WHAT YOU ARE ASKED TO DO:
In the material below, identify each line bearing the word "permite". Reproduce those lines.

SOURCE DATA:
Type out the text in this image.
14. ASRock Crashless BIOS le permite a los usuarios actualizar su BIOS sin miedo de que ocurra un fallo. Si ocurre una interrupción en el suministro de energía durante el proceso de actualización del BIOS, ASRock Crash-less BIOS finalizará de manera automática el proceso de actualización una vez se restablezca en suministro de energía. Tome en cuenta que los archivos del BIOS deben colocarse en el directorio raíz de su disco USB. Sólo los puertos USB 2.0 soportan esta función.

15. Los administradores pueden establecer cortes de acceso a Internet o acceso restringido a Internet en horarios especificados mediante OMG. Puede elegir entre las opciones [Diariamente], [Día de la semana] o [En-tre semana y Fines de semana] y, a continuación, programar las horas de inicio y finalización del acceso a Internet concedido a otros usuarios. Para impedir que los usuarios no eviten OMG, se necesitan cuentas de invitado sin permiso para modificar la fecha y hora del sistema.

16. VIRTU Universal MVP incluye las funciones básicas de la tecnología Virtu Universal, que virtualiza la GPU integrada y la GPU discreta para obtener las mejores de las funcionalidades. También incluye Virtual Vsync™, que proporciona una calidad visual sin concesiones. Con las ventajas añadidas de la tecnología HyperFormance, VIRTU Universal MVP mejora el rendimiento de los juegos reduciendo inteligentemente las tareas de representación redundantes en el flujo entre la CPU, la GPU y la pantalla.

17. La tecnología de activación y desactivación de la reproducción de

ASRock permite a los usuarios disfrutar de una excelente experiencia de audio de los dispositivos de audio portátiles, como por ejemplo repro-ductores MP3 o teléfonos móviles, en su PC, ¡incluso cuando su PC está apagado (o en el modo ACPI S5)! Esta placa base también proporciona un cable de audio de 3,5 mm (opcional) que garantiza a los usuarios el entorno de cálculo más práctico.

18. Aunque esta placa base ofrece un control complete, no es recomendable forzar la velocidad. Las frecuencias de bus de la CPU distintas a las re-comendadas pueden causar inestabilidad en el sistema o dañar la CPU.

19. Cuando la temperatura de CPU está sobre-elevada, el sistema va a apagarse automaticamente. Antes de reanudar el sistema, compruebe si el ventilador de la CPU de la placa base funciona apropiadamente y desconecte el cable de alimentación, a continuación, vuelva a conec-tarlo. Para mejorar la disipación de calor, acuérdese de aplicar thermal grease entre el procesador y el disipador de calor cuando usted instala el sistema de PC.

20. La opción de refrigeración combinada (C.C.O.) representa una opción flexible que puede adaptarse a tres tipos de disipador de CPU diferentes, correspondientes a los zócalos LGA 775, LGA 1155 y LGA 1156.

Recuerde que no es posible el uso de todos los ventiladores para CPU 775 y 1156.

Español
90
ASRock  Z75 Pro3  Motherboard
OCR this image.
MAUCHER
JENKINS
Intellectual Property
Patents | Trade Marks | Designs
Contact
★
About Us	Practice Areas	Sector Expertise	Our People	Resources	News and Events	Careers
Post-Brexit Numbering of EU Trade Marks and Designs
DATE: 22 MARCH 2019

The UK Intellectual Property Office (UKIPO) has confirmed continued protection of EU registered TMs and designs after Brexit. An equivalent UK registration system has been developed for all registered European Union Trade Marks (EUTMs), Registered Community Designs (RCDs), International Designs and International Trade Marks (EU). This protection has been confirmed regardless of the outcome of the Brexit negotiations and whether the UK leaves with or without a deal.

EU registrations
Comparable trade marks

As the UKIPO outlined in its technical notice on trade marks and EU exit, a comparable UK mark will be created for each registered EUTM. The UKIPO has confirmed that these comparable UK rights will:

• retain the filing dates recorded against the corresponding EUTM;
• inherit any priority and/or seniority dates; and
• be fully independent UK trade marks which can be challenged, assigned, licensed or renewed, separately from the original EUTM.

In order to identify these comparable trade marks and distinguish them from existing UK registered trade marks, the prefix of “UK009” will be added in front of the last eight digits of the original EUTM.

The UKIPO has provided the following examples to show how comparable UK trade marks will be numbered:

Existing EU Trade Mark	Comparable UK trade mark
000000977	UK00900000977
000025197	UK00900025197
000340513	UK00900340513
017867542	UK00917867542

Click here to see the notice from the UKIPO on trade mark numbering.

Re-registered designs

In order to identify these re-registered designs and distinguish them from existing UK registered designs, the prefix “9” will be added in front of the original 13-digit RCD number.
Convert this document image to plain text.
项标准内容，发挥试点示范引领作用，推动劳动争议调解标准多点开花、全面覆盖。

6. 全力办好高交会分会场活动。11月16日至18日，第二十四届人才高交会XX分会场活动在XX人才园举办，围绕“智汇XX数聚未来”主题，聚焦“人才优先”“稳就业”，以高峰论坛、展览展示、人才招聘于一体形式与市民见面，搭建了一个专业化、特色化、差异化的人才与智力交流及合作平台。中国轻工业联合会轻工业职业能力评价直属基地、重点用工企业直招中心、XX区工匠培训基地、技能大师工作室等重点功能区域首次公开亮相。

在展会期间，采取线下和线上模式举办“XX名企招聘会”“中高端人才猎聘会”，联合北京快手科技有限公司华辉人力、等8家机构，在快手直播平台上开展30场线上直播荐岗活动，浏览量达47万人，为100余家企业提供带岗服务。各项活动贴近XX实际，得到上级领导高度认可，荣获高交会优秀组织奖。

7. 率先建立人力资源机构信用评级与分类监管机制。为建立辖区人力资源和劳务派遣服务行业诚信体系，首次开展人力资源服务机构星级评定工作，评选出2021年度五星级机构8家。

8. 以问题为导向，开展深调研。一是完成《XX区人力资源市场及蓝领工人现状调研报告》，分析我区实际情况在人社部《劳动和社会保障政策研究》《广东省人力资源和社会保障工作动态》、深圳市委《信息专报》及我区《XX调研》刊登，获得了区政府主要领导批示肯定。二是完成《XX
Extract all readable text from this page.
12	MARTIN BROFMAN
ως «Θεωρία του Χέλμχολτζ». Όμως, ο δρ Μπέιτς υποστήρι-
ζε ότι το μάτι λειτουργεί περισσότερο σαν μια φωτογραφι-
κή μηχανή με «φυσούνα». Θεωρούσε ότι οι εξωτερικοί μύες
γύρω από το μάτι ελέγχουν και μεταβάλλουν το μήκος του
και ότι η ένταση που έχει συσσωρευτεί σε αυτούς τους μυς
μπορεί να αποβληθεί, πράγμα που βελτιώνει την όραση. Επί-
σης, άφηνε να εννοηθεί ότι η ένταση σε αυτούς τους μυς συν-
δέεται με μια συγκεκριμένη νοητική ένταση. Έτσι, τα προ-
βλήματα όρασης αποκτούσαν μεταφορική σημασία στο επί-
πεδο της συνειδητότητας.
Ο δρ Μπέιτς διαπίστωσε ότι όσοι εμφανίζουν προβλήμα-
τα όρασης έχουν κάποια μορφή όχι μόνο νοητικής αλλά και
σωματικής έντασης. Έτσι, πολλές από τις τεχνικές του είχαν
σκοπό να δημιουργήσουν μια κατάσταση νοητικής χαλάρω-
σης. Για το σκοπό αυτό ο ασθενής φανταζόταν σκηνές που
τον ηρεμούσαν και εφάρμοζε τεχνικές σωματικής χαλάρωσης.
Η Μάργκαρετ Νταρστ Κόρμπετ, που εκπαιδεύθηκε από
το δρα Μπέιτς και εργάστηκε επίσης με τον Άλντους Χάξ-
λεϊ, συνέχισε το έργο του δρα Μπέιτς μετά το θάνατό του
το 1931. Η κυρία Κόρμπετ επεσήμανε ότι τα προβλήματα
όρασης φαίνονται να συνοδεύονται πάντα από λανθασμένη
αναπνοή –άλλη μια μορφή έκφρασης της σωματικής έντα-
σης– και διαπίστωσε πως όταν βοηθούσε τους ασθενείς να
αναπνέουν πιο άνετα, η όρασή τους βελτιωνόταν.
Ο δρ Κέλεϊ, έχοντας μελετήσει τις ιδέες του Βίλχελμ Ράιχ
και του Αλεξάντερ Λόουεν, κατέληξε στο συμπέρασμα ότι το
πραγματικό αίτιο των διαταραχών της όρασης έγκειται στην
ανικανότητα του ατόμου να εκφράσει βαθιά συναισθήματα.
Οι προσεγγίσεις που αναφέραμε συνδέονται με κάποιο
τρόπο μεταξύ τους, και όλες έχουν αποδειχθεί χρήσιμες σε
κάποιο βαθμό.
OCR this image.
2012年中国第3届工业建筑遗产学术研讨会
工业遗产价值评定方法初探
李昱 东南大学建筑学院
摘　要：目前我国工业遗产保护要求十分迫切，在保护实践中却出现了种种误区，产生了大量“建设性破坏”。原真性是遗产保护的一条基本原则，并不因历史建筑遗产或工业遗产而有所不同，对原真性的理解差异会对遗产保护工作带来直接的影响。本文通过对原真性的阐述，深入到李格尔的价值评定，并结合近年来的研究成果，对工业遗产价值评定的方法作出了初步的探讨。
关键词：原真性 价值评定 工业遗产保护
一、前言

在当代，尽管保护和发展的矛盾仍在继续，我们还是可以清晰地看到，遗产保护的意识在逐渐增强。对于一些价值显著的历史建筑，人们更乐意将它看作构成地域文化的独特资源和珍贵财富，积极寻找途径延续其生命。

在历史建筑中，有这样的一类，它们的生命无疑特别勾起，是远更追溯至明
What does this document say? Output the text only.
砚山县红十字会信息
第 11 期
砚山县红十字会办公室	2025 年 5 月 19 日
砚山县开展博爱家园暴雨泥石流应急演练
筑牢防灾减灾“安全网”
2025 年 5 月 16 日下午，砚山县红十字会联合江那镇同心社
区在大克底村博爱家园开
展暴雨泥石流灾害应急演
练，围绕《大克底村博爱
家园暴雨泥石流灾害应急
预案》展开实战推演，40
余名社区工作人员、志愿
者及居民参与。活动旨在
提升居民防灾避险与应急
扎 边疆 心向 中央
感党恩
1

SOLUTION TO THIS EXERCISE:
14. ASRock Crashless BIOS le permite a los usuarios actualizar su BIOS sin miedo de que ocurra un fallo. Si ocurre una interrupción en el suministro de energía durante el proceso de actualización del BIOS, ASRock Crash-less BIOS finalizará de manera automática el proceso de actualización una vez se restablezca en suministro de energía. Tome en cuenta que los archivos del BIOS deben colocarse en el directorio raíz de su disco USB. Sólo los puertos USB 2.0 soportan esta función.
ASRock permite a los usuarios disfrutar de una excelente experiencia de audio de los dispositivos de audio portátiles, como por ejemplo repro-ductores MP3 o teléfonos móviles, en su PC, ¡incluso cuando su PC está apagado (o en el modo ACPI S5)! Esta placa base también proporciona un cable de audio de 3,5 mm (opcional) que garantiza a los usuarios el entorno de cálculo más práctico.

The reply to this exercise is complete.